● Source extract:
These seem very diverse, but have in common how difficult it is to stop thinking about old hurts, how hard it is to stop longing and yearning for a lost love, how to stop that inner voice of judgment and shaming. We all seem to hope that somehow, there is a magical cure, or a trick which will help us to get rid of all which seem to hamper our well-being and sabotage a healthy sense of self, and will enable us to be free to be happy. Stopping IT from interfering with the quality of our lives, seems to be one of the most popular themes of the Self-Help industry.
Many "cures" are proposed and idealised even: I've heard and seen demonstrated several visualisation exercises, where one can imagine IT floating away and out of sight like a little boat of the sea, or a helium filled balloon. Or the often employed exercise of writing IT down and burning the piece of paper (with an incantation or two thrown in). There certainly is some value to these, but probably no lasting relief is really found by imagining "Letting go" of whatever troubles us. I have even heard the expression: "Let go and let God" and while there may be some sense of comfort in imagining that you are giving IT over to a greater being, even this is not quite effective to change our very human hearts and minds which still ache and long and obsess.

Source records
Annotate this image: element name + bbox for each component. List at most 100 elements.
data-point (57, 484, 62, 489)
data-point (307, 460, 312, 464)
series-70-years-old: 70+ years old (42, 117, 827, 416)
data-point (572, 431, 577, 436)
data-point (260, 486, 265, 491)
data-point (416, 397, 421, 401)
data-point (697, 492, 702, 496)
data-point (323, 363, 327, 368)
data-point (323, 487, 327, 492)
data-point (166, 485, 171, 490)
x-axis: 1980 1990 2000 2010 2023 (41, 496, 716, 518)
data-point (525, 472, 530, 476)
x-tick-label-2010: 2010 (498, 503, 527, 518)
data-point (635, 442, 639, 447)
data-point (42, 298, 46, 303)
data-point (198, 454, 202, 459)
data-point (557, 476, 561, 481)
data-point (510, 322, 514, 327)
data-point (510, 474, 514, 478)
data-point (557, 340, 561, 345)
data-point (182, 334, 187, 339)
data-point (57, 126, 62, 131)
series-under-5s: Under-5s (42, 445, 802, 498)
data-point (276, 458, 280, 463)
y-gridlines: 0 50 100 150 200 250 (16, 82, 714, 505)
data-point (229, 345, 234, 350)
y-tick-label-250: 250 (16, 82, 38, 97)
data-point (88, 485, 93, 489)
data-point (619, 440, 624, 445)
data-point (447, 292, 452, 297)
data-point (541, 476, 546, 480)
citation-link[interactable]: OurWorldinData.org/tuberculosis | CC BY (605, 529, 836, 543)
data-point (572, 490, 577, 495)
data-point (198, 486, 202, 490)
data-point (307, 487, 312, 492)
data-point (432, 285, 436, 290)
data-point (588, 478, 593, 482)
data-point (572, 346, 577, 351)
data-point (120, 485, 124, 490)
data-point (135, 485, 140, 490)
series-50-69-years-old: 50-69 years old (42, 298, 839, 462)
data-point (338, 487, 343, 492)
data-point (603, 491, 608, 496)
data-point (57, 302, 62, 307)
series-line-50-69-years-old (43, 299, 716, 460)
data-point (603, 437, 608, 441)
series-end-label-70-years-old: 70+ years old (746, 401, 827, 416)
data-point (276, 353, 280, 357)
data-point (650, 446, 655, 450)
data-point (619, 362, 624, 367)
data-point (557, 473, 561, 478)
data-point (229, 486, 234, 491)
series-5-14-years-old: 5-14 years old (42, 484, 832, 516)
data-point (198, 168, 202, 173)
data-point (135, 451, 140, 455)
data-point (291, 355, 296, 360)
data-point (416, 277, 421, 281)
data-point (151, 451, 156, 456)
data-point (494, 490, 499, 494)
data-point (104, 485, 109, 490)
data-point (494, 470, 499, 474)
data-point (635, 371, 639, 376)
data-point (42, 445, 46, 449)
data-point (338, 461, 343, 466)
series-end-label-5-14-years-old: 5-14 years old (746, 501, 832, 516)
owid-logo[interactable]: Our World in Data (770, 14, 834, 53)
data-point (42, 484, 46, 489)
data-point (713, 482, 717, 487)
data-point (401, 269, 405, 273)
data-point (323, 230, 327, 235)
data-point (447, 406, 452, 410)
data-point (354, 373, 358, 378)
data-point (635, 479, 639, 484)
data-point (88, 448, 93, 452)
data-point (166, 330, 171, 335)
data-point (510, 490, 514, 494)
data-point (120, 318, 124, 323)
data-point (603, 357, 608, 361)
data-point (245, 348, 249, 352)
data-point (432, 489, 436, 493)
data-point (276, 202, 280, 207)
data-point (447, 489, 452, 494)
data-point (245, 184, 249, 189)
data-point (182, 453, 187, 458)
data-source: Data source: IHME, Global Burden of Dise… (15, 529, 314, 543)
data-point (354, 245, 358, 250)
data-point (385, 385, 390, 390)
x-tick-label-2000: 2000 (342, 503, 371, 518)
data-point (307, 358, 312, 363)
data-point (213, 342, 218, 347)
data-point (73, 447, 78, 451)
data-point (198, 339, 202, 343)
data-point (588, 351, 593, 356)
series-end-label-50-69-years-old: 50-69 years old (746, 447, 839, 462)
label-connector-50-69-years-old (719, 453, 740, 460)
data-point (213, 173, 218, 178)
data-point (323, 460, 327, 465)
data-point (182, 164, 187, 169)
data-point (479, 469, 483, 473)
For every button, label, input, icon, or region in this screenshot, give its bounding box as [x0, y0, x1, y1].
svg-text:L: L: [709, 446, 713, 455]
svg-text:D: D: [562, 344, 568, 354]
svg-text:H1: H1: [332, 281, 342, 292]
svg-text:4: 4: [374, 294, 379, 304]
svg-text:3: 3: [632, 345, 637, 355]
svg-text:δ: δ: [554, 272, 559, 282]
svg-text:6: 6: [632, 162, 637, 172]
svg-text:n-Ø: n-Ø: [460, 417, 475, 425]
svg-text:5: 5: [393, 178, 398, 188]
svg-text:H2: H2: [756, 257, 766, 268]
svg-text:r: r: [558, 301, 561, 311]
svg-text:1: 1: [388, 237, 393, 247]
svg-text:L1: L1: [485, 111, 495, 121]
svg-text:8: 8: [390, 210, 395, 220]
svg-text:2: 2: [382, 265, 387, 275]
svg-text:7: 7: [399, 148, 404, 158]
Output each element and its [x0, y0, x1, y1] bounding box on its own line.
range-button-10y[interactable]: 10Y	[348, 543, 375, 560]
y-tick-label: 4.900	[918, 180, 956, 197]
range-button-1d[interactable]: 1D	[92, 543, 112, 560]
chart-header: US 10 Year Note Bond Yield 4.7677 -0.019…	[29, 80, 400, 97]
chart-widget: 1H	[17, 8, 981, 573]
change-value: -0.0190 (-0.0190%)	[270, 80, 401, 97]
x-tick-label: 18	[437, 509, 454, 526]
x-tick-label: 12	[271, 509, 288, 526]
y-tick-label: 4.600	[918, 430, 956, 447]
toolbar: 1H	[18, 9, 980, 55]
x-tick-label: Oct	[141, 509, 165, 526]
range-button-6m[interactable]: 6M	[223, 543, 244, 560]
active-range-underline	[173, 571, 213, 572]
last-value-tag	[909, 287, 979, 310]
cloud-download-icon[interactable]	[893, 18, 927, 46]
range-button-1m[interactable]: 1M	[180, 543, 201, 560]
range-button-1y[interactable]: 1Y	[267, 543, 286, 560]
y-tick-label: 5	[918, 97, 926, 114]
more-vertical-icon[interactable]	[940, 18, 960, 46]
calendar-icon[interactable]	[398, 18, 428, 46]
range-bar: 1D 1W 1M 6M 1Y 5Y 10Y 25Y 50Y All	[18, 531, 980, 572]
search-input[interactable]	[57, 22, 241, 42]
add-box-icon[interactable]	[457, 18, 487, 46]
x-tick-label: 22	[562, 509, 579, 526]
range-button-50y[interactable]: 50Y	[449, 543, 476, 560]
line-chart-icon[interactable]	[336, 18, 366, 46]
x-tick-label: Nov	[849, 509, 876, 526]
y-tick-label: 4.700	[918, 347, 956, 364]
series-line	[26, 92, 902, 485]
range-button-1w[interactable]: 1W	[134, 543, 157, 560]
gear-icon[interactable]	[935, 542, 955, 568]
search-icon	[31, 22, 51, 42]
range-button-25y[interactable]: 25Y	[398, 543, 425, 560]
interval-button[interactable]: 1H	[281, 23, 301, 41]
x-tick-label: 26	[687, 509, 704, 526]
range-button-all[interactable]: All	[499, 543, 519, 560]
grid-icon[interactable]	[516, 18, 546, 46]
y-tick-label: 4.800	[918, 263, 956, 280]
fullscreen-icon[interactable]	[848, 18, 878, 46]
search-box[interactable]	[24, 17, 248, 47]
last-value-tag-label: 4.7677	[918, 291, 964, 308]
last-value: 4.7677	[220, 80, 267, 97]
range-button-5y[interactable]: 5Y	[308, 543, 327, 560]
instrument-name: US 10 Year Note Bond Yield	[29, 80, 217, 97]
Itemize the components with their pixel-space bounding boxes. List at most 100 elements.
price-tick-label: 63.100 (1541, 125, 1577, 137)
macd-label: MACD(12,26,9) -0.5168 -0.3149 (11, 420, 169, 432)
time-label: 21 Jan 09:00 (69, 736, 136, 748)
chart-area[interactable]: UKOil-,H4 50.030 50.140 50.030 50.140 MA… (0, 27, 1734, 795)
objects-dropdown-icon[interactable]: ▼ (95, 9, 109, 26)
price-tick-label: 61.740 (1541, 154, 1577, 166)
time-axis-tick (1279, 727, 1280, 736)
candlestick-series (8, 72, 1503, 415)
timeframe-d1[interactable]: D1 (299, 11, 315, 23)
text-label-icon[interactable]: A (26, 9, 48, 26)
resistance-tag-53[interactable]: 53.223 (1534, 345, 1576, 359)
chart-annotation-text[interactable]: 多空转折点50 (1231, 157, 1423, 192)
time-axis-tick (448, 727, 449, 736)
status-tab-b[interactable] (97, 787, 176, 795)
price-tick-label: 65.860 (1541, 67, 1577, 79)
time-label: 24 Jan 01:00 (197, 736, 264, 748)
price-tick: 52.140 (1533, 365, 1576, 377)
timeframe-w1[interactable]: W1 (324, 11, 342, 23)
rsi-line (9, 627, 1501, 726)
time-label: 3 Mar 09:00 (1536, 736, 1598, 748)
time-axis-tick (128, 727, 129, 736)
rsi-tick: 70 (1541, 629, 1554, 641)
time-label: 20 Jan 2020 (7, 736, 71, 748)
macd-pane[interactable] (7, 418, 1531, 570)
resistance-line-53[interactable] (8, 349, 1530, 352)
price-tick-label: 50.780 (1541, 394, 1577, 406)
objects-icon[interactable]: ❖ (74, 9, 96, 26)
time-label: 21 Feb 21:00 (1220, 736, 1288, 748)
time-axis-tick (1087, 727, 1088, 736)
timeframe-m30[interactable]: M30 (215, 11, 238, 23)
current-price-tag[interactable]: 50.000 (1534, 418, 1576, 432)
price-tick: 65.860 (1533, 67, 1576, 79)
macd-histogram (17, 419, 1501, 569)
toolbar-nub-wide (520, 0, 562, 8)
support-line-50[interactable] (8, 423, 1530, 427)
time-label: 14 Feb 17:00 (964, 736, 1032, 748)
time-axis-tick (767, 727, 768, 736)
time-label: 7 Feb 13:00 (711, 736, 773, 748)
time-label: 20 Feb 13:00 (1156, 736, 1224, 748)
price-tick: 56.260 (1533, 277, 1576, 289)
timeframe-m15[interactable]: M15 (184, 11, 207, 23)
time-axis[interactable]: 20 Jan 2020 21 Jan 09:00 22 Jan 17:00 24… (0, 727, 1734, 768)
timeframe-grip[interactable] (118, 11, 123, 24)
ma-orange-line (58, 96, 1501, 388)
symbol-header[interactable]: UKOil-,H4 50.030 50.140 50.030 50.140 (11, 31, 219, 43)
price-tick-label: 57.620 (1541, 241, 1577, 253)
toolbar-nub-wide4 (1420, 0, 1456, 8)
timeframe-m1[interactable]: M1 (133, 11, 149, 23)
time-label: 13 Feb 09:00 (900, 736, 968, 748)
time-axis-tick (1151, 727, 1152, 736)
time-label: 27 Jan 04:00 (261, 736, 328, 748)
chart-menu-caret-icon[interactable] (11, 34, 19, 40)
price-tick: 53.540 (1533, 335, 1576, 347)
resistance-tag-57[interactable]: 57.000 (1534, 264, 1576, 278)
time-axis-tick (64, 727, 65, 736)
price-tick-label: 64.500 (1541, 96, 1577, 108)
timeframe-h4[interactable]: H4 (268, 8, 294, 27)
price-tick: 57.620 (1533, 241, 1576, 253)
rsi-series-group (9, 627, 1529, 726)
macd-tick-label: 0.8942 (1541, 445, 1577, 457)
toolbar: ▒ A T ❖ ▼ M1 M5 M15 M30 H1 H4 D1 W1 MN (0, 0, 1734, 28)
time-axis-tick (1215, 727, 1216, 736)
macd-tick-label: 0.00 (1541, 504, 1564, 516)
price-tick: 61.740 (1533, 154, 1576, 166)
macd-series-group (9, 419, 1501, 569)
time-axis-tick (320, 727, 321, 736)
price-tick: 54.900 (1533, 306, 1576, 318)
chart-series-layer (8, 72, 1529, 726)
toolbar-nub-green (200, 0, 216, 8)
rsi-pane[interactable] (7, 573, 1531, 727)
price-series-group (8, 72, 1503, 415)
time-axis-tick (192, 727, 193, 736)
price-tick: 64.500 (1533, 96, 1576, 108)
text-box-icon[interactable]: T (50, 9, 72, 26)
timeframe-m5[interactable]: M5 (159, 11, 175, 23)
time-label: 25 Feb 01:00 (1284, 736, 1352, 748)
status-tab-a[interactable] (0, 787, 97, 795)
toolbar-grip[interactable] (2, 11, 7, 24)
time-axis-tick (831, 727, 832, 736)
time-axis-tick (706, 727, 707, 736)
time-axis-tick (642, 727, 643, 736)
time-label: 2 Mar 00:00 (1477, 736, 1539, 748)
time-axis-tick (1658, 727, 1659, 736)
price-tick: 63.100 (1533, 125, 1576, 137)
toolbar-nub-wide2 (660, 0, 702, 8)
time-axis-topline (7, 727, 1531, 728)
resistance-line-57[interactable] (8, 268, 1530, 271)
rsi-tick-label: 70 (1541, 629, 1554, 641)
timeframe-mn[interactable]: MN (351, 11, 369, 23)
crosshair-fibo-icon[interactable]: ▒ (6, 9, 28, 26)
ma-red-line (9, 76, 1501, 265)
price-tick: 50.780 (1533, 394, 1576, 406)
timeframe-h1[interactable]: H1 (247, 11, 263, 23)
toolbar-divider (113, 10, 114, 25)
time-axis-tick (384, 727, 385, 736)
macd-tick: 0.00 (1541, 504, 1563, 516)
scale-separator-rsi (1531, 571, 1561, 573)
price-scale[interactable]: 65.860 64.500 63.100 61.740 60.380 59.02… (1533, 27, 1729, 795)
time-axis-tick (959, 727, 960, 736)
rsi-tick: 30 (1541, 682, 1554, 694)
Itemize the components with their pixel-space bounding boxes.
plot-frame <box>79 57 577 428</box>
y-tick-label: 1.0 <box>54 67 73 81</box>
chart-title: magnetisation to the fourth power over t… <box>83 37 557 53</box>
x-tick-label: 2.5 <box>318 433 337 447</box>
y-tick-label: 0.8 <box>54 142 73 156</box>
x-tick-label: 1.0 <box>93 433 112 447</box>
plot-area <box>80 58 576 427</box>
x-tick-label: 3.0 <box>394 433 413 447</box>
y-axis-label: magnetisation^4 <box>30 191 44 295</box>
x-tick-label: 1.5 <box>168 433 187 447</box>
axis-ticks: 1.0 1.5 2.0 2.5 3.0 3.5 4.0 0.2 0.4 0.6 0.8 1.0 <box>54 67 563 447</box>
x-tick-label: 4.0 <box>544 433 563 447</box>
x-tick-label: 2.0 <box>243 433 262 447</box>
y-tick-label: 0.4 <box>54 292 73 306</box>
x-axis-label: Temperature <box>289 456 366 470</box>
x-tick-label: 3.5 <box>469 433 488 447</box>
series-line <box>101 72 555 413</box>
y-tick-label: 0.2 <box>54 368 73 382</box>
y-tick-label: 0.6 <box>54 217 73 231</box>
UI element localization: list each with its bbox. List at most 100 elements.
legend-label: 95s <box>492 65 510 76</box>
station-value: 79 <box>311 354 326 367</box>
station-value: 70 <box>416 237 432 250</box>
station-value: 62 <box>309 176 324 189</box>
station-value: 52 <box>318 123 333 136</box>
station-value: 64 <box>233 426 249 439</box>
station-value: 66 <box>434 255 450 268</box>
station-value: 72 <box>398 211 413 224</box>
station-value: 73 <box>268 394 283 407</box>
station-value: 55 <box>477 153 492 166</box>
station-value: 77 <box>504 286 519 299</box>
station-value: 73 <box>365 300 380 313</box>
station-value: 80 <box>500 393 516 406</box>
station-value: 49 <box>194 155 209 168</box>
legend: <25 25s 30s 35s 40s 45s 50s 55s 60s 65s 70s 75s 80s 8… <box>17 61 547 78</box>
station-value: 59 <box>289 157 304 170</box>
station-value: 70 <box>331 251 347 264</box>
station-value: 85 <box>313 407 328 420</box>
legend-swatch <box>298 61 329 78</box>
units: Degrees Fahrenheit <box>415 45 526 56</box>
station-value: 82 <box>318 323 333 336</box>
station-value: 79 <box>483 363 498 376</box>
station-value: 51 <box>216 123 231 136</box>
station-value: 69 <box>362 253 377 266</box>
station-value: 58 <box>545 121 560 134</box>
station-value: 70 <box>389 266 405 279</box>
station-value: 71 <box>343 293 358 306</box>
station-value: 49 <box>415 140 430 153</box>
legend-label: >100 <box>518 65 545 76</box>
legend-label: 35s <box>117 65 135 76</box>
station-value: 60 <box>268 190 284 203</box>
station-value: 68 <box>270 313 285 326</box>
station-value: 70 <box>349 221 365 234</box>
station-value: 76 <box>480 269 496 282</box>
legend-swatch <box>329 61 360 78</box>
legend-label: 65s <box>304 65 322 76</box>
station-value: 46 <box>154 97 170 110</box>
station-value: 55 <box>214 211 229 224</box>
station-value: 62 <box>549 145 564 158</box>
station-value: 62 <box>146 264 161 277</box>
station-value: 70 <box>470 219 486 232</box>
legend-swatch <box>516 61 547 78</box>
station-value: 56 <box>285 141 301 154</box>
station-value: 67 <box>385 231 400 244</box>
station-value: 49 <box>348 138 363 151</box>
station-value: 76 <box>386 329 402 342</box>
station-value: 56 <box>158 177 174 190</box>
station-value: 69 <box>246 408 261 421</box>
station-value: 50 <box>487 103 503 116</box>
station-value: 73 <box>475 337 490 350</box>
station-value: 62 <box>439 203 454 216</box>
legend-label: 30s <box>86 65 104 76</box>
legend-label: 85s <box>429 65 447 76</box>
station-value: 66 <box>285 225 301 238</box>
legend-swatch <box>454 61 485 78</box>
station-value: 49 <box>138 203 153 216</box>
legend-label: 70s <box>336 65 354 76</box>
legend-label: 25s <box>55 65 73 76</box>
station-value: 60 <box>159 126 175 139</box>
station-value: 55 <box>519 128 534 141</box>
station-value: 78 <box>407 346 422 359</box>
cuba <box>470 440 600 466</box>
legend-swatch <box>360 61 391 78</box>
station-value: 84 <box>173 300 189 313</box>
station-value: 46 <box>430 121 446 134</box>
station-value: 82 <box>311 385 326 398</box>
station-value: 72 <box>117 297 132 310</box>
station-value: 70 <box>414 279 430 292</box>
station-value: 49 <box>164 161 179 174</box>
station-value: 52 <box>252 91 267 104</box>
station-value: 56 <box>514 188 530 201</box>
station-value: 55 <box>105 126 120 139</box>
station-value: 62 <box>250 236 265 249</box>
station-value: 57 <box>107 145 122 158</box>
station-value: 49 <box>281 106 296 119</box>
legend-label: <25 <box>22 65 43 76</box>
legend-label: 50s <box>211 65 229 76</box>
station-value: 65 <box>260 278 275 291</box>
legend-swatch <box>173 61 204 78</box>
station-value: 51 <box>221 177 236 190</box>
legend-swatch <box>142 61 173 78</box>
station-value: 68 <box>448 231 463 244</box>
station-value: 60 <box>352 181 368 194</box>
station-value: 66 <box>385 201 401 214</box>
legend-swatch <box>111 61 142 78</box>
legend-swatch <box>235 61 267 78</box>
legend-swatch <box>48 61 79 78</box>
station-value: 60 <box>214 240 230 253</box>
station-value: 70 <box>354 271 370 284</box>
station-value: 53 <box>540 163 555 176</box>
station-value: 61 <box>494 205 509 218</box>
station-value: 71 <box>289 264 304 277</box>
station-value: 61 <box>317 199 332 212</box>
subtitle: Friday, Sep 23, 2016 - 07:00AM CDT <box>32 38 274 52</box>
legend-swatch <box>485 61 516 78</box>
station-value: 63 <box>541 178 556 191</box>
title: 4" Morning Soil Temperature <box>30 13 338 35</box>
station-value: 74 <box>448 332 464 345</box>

● Questions on the material:
**1.** From the letting-go passage, set down the part that opens with the words containing "These seem very" and closes with "the Self-Help industry.".
**2.** Do these statements agree with the letting-go passage? Answer yes or no for each, quoting the words of the passage that decide it. (a) Writing IT down and burning the paper is described as an often employed exercise. (b) The passage holds that imagining letting go brings lasting relief. (c) One visualisation exercise pictures IT as a helium filled balloon.
None of the source records are needed here.

● Outputs for the tasks:
**1.**
These seem very diverse, but have in common how difficult it is to stop thinking about old hurts, how hard it is to stop longing and yearning for a lost love, how to stop that inner voice of judgment and shaming. We all seem to hope that somehow, there is a magical cure, or a trick which will help us to get rid of all which seem to hamper our well-being and sabotage a healthy sense of self, and will enable us to be free to be happy. Stopping IT from interfering with the quality of our lives, seems to be one of the most popular themes of the Self-Help industry.

**2.**
(a) Yes: "Or the often employed exercise of writing IT down and burning the piece of paper"
(b) No: "probably no lasting relief is really found"
(c) Yes: "like a little boat of the sea, or a helium filled balloon"